Copy every line with the string "opcode" in it.
-- start --
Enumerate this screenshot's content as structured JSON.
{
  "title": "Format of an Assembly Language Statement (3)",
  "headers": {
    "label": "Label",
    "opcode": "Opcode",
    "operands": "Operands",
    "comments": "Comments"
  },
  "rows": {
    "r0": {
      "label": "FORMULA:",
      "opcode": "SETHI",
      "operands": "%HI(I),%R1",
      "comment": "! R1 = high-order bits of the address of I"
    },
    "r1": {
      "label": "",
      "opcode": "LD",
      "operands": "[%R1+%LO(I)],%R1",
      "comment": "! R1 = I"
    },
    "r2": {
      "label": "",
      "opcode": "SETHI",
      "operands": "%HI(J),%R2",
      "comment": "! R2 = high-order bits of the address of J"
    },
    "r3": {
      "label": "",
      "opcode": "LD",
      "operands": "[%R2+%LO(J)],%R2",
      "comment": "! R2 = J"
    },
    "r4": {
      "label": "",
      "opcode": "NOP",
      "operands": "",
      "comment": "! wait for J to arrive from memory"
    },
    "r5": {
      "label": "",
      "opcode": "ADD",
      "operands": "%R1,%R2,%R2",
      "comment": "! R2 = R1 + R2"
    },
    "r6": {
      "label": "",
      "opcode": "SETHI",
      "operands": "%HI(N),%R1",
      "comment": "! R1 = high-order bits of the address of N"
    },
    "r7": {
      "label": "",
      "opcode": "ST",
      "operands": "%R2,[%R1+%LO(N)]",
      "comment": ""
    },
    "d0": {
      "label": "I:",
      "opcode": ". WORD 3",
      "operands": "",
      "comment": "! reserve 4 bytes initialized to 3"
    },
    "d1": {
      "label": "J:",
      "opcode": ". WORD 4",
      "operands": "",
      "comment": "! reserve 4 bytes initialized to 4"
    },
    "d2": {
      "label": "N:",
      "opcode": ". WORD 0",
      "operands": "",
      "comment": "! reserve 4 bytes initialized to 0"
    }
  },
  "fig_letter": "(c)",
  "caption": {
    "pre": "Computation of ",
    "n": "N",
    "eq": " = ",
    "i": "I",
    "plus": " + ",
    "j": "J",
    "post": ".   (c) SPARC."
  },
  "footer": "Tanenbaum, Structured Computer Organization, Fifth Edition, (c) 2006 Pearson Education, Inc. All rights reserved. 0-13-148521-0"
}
-- end --
> [THE RESULT]
    "opcode": "Opcode",
      "opcode": "SETHI",
      "opcode": "LD",
      "opcode": "SETHI",
      "opcode": "LD",
      "opcode": "NOP",
      "opcode": "ADD",
      "opcode": "SETHI",
      "opcode": "ST",
      "opcode": ". WORD 3",
      "opcode": ". WORD 4",
      "opcode": ". WORD 0",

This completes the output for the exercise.